**What needs to be done:** Reproduce the records without any change, everything from the line containing "scrubber-handle-right (643, 327, 657, 335)" down to the line containing "pin-icon[interactable]: ✦ (361, 174, 366, 181)", including both of those lines.

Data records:
++++++++++
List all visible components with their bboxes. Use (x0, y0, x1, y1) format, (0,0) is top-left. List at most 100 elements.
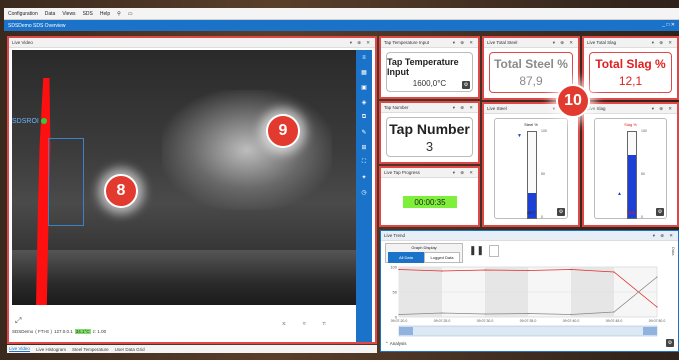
scrubber-handle-right (643, 327, 657, 335)
palette-icon[interactable]: ◈ (362, 99, 367, 106)
panel-controls[interactable]: ▾ ⊕ ✕ (350, 40, 372, 46)
panel-controls[interactable]: ▾ ⊕ ✕ (652, 106, 674, 112)
tap-progress-header-label: Live Tap Progress (384, 170, 420, 175)
menu-configuration[interactable]: Configuration (8, 11, 38, 17)
list-icon[interactable]: ≡ (362, 55, 366, 61)
link-icon[interactable]: ⚲ (117, 11, 121, 17)
slag-marker-icon: ▲ (617, 191, 622, 197)
live-trend-header-label: Live Trend (384, 233, 406, 238)
tap-number-value: 3 (425, 138, 434, 154)
window-controls[interactable]: _ □ ✕ (662, 22, 675, 28)
side-data-tab[interactable]: Data (671, 247, 676, 255)
panel-controls[interactable]: ▾ ⊕ ✕ (453, 170, 475, 176)
document-icon[interactable] (489, 245, 499, 257)
status-temperature: 34.1°C (74, 329, 91, 334)
panel-controls[interactable]: ▾ ⊕ ✕ (652, 40, 674, 46)
x-tick-label: 09:07:45.0 (606, 319, 623, 323)
live-trend-header: Live Trend ▾ ⊕ ✕ (381, 231, 678, 241)
steel-gauge-tube (527, 131, 537, 219)
monitor-icon[interactable]: ▭ (128, 11, 133, 17)
thermal-video[interactable]: SDSROI 8 9 (12, 50, 356, 305)
scrubber-handle-left (399, 327, 413, 335)
trend-point (570, 268, 572, 271)
pin-icon[interactable]: ✦ (361, 174, 366, 181)
menu-sds[interactable]: SDS (83, 11, 93, 17)
gear-icon[interactable]: ⚙ (462, 81, 470, 89)
gear-icon[interactable]: ⚙ (557, 208, 565, 216)
status-zoom: z: 1.00 (92, 329, 107, 334)
x-tick-label: 09:07:35.0 (520, 319, 537, 323)
tool-icon[interactable]: ✎ (361, 129, 366, 136)
tap-progress-panel: Live Tap Progress ▾ ⊕ ✕ 00:00:35 (379, 166, 480, 227)
expand-icon[interactable]: ⤢ (15, 316, 21, 326)
panel-controls[interactable]: ▾ ⊕ ✕ (453, 105, 475, 111)
grid-icon[interactable]: ▦ (361, 69, 367, 76)
layout-icon[interactable]: ⊞ (361, 144, 366, 151)
total-slag-title: Total Slag % (595, 57, 666, 71)
tap-number-header-label: Tap Number (384, 105, 409, 110)
trend-chart[interactable]: 10050009:07:20.0 09:07:25.0 09:07:30.0 09:0… (385, 265, 670, 339)
slag-gauge: Slag % 100 50 0 ▲ 73.3 ⚙ (594, 118, 667, 219)
panel-controls[interactable]: ▾ ⊕ ✕ (453, 40, 475, 46)
total-slag-box[interactable]: Total Slag % 12,1 (589, 52, 672, 93)
x-tick-label: 09:07:25.0 (434, 319, 451, 323)
fullscreen-icon[interactable]: ⛶ (362, 159, 366, 166)
total-steel-value: 87,9 (519, 74, 543, 88)
pause-icon[interactable]: ❚❚ (469, 245, 484, 257)
slag-tick-max: 100 (641, 129, 647, 133)
tap-number-box[interactable]: Tap Number 3 (386, 117, 473, 157)
steel-tick-mid: 50 (541, 172, 545, 176)
menu-help[interactable]: Help (100, 11, 110, 17)
roi-box[interactable] (48, 138, 84, 226)
live-trend-panel: Live Trend ▾ ⊕ ✕ Graph Display All Data … (380, 230, 679, 352)
app-title: SDSDemo SDS Overview (8, 22, 66, 29)
tab-live-video[interactable]: Live Video (9, 346, 30, 352)
x-tick-label: 09:07:40.0 (563, 319, 580, 323)
clock-icon[interactable]: ◷ (361, 189, 366, 196)
tap-temperature-box[interactable]: Tap Temperature Input 1600,0°C ⚙ (386, 52, 473, 92)
live-video-title: Live Video (12, 40, 33, 45)
total-steel-box[interactable]: Total Steel % 87,9 (489, 52, 573, 93)
video-bottom-bar: ⤢ X: Y: T: (12, 308, 356, 326)
steel-tick-min: 0 (541, 215, 543, 219)
tap-number-panel: Tap Number ▾ ⊕ ✕ Tap Number 3 (379, 101, 480, 164)
crop-icon[interactable]: ⧉ (362, 114, 366, 121)
x-tick-label: 09:07:30.0 (477, 319, 494, 323)
steel-tick-max: 100 (541, 129, 547, 133)
chevron-up-icon: ⌃ (385, 341, 389, 346)
all-data-button[interactable]: All Data (388, 252, 424, 263)
roi-handle[interactable] (41, 118, 47, 124)
steel-gauge: Steel % 100 50 0 ▼ 28.7 ⚙ (494, 118, 568, 219)
steel-marker-icon: ▼ (517, 133, 522, 139)
x-tick-label: 09:07:50.0 (649, 319, 666, 323)
total-steel-title: Total Steel % (494, 57, 568, 71)
logged-data-button[interactable]: Logged Data (424, 252, 460, 263)
menu-data[interactable]: Data (45, 11, 56, 17)
trend-point (484, 313, 486, 315)
overview-scrubber (398, 325, 658, 337)
status-ip: 127.0.0.1 (54, 329, 73, 334)
tap-number-title: Tap Number (389, 120, 470, 137)
bottom-tabs: Live Video Live Histogram Steel Temperat… (7, 345, 377, 353)
slag-gauge-title: Slag % (624, 122, 637, 127)
steel-gauge-title: Steel % (524, 122, 538, 127)
gear-icon[interactable]: ⚙ (666, 339, 674, 347)
tab-steel-temperature[interactable]: Steel Temperature (72, 347, 109, 352)
tap-progress-timer: 00:00:35 (403, 196, 457, 208)
tab-live-histogram[interactable]: Live Histogram (36, 347, 66, 352)
image-icon[interactable]: ▣ (361, 84, 367, 91)
menu-views[interactable]: Views (62, 11, 75, 17)
menu-bar: Configuration Data Views SDS Help ⚲ ▭ (4, 8, 679, 20)
total-steel-header-label: Live Total Steel (487, 40, 518, 45)
gear-icon[interactable]: ⚙ (656, 208, 664, 216)
status-device: ( FTI-E ) (35, 329, 53, 334)
tab-user-data-grid[interactable]: User Data Grid (115, 347, 145, 352)
live-video-panel: Live Video ▾ ⊕ ✕ SDSROI 8 9 ≡ ▦ ▣ ◈ ⧉ ✎ … (7, 36, 377, 344)
total-slag-header: Live Total Slag ▾ ⊕ ✕ (584, 38, 677, 48)
analysis-toggle[interactable]: ⌃ Analysis (385, 341, 407, 347)
slag-gauge-fill (628, 154, 636, 218)
panel-controls[interactable]: ▾ ⊕ ✕ (653, 233, 675, 239)
y-tick-label: 50 (393, 290, 398, 295)
panel-controls[interactable]: ▾ ⊕ ✕ (553, 40, 575, 46)
video-toolbar: ≡ ▦ ▣ ◈ ⧉ ✎ ⊞ ⛶ ✦ ◷ (356, 50, 372, 342)
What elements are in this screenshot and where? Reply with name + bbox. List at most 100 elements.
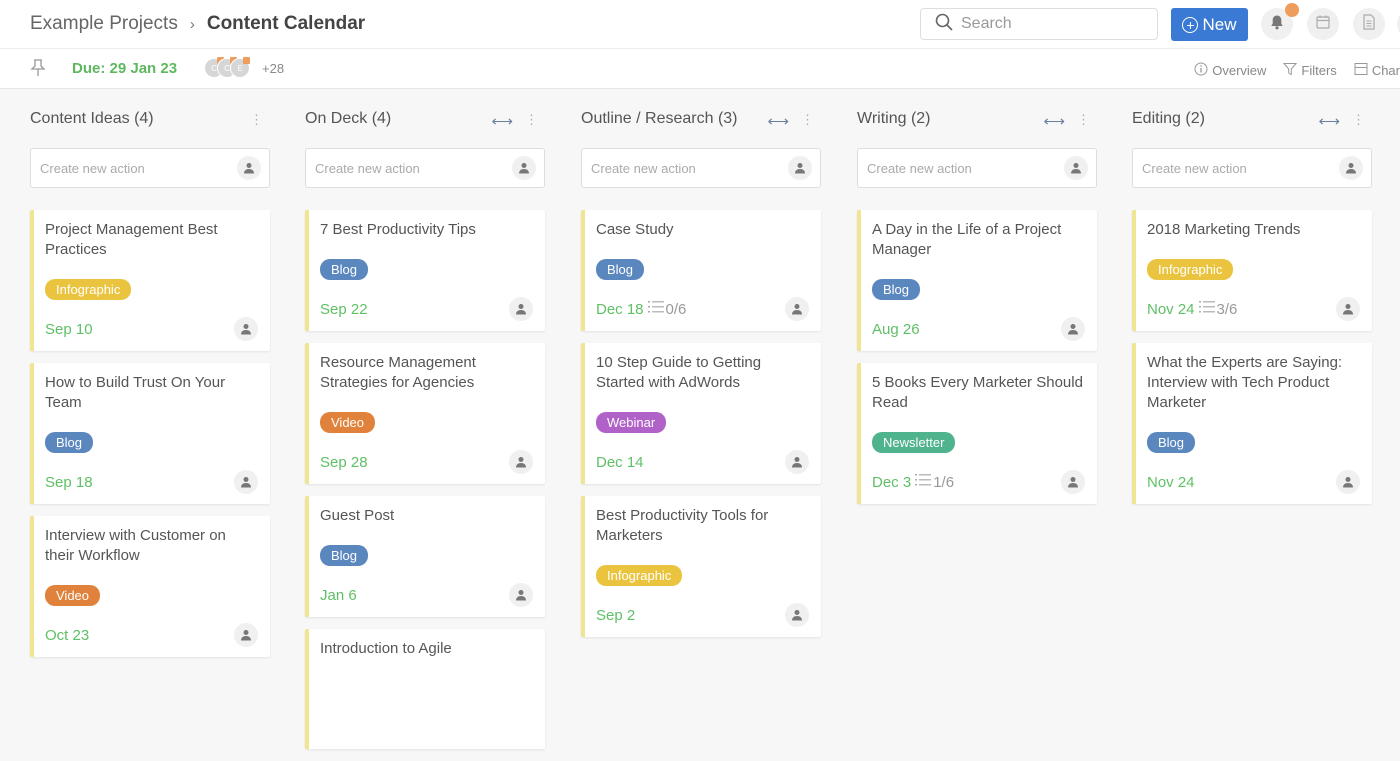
assign-user-icon[interactable]	[1339, 156, 1363, 180]
board-column: Editing (2) ⟷ ⋮ 2018 Marketing Trends Infogr…	[1132, 90, 1372, 516]
create-action-field[interactable]	[581, 148, 821, 188]
task-card[interactable]: A Day in the Life of a Project Manager Bl…	[857, 210, 1097, 351]
task-card[interactable]: 10 Step Guide to Getting Started with Ad…	[581, 343, 821, 484]
more-members-count[interactable]: +28	[262, 61, 284, 76]
card-assignee-icon[interactable]	[1336, 297, 1360, 321]
column-menu-icon[interactable]: ⋮	[525, 112, 538, 128]
tag-badge: Newsletter	[872, 432, 956, 453]
tag-badge: Blog	[872, 279, 921, 300]
card-title: 7 Best Productivity Tips	[320, 221, 476, 238]
expand-column-icon[interactable]: ⟷	[1043, 112, 1065, 130]
new-button[interactable]: + New	[1171, 8, 1248, 41]
card-assignee-icon[interactable]	[509, 297, 533, 321]
tag-badge: Video	[45, 585, 101, 606]
avatar-initial: E	[237, 63, 243, 73]
task-card[interactable]: Best Productivity Tools for Marketers Inf…	[581, 496, 821, 637]
card-list: A Day in the Life of a Project Manager Bl…	[857, 210, 1097, 504]
card-assignee-icon[interactable]	[234, 623, 258, 647]
tag-badge: Blog	[45, 432, 94, 453]
chart-link[interactable]: Char	[1354, 62, 1400, 79]
tag-badge: Blog	[320, 545, 369, 566]
overview-link[interactable]: Overview	[1194, 62, 1266, 79]
due-date: Sep 18	[45, 473, 93, 491]
due-date: Dec 14	[596, 453, 644, 471]
card-title: 5 Books Every Marketer Should Read	[872, 374, 1083, 411]
assign-user-icon[interactable]	[512, 156, 536, 180]
info-icon	[1194, 62, 1208, 79]
column-menu-icon[interactable]: ⋮	[1352, 112, 1365, 128]
column-menu-icon[interactable]: ⋮	[1077, 112, 1090, 128]
create-action-field[interactable]	[857, 148, 1097, 188]
column-header: Writing (2) ⟷ ⋮	[857, 90, 1097, 148]
checklist-progress: 1/6	[915, 473, 954, 491]
card-assignee-icon[interactable]	[234, 470, 258, 494]
create-action-input[interactable]	[591, 160, 771, 176]
card-assignee-icon[interactable]	[1336, 470, 1360, 494]
expand-column-icon[interactable]: ⟷	[767, 112, 789, 130]
search-input[interactable]	[961, 15, 1131, 33]
card-assignee-icon[interactable]	[785, 603, 809, 627]
tag-badge: Infographic	[45, 279, 132, 300]
create-action-input[interactable]	[1142, 160, 1322, 176]
card-assignee-icon[interactable]	[509, 450, 533, 474]
create-action-input[interactable]	[867, 160, 1047, 176]
task-card[interactable]: How to Build Trust On Your Team Blog Sep 1…	[30, 363, 270, 504]
task-card[interactable]: Introduction to Agile	[305, 629, 545, 749]
due-date[interactable]: Due: 29 Jan 23	[72, 60, 177, 77]
tag-badge: Blog	[1147, 432, 1196, 453]
expand-column-icon[interactable]: ⟷	[1318, 112, 1340, 130]
page-title: Content Calendar	[206, 13, 366, 34]
create-action-field[interactable]	[1132, 148, 1372, 188]
card-title: Project Management Best Practices	[45, 221, 218, 258]
task-card[interactable]: 2018 Marketing Trends Infographic Nov 24 3/…	[1132, 210, 1372, 331]
create-action-field[interactable]	[30, 148, 270, 188]
task-card[interactable]: Guest Post Blog Jan 6	[305, 496, 545, 617]
task-card[interactable]: Resource Management Strategies for Agenc…	[305, 343, 545, 484]
card-assignee-icon[interactable]	[509, 583, 533, 607]
assign-user-icon[interactable]	[1064, 156, 1088, 180]
member-avatars[interactable]: C C E	[204, 57, 250, 78]
breadcrumb-parent-link[interactable]: Example Projects	[30, 13, 178, 35]
card-title: Guest Post	[320, 507, 395, 524]
expand-column-icon[interactable]: ⟷	[491, 112, 513, 130]
card-footer: Nov 24	[1147, 472, 1360, 492]
card-footer: Dec 14	[596, 452, 809, 472]
card-footer: Sep 10	[45, 319, 258, 339]
due-date: Jan 6	[320, 586, 357, 604]
due-date: Sep 2	[596, 606, 636, 624]
checklist-icon	[647, 300, 664, 318]
filters-link[interactable]: Filters	[1283, 62, 1337, 79]
calendar-button[interactable]	[1307, 8, 1339, 40]
task-card[interactable]: 5 Books Every Marketer Should Read Newsle…	[857, 363, 1097, 504]
task-card[interactable]: Project Management Best Practices Infogra…	[30, 210, 270, 351]
pin-icon[interactable]	[30, 58, 46, 83]
due-date: Dec 18	[596, 300, 644, 318]
task-card[interactable]: Case Study Blog Dec 18 0/6	[581, 210, 821, 331]
create-action-field[interactable]	[305, 148, 545, 188]
task-card[interactable]: What the Experts are Saying: Interview w…	[1132, 343, 1372, 504]
task-card[interactable]: Interview with Customer on their Workflo…	[30, 516, 270, 657]
due-date: Sep 10	[45, 320, 93, 338]
plus-circle-icon: +	[1182, 16, 1199, 33]
due-date: Sep 28	[320, 453, 368, 471]
card-assignee-icon[interactable]	[1061, 317, 1085, 341]
card-assignee-icon[interactable]	[234, 317, 258, 341]
top-bar: Example Projects › Content Calendar + Ne…	[0, 0, 1400, 49]
column-menu-icon[interactable]: ⋮	[250, 112, 263, 128]
card-assignee-icon[interactable]	[785, 450, 809, 474]
card-assignee-icon[interactable]	[785, 297, 809, 321]
card-title: Resource Management Strategies for Agenc…	[320, 354, 476, 391]
due-date: Nov 24	[1147, 300, 1195, 318]
document-button[interactable]	[1353, 8, 1385, 40]
search-box[interactable]	[920, 8, 1158, 40]
card-title: How to Build Trust On Your Team	[45, 374, 226, 411]
board-column: Content Ideas (4) ⋮ Project Management Bes…	[30, 90, 270, 669]
assign-user-icon[interactable]	[237, 156, 261, 180]
assign-user-icon[interactable]	[788, 156, 812, 180]
create-action-input[interactable]	[315, 160, 495, 176]
column-header: On Deck (4) ⟷ ⋮	[305, 90, 545, 148]
task-card[interactable]: 7 Best Productivity Tips Blog Sep 22	[305, 210, 545, 331]
column-menu-icon[interactable]: ⋮	[801, 112, 814, 128]
card-assignee-icon[interactable]	[1061, 470, 1085, 494]
create-action-input[interactable]	[40, 160, 220, 176]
++++++++++
**Written response:**
scrubber-handle-right (643, 327, 657, 335)
palette-icon[interactable]: ◈ (362, 99, 367, 106)
panel-controls[interactable]: ▾ ⊕ ✕ (350, 40, 372, 46)
panel-controls[interactable]: ▾ ⊕ ✕ (652, 106, 674, 112)
tap-progress-header-label: Live Tap Progress (384, 170, 420, 175)
menu-configuration[interactable]: Configuration (8, 11, 38, 17)
list-icon[interactable]: ≡ (362, 55, 366, 61)
link-icon[interactable]: ⚲ (117, 11, 121, 17)
slag-marker-icon: ▲ (617, 191, 622, 197)
live-trend-header-label: Live Trend (384, 233, 406, 238)
tap-number-value: 3 (425, 138, 434, 154)
window-controls[interactable]: _ □ ✕ (662, 22, 675, 28)
side-data-tab[interactable]: Data (671, 247, 676, 255)
panel-controls[interactable]: ▾ ⊕ ✕ (453, 170, 475, 176)
document-icon[interactable] (489, 245, 499, 257)
status-temperature: 34.1°C (74, 329, 91, 334)
panel-controls[interactable]: ▾ ⊕ ✕ (652, 40, 674, 46)
x-tick-label: 09:07:45.0 (606, 319, 623, 323)
live-trend-header: Live Trend ▾ ⊕ ✕ (381, 231, 678, 241)
steel-gauge-tube (527, 131, 537, 219)
monitor-icon[interactable]: ▭ (128, 11, 133, 17)
thermal-video[interactable]: SDSROI 8 9 (12, 50, 356, 305)
scrubber-handle-left (399, 327, 413, 335)
trend-point (570, 268, 572, 271)
pin-icon[interactable]: ✦ (361, 174, 366, 181)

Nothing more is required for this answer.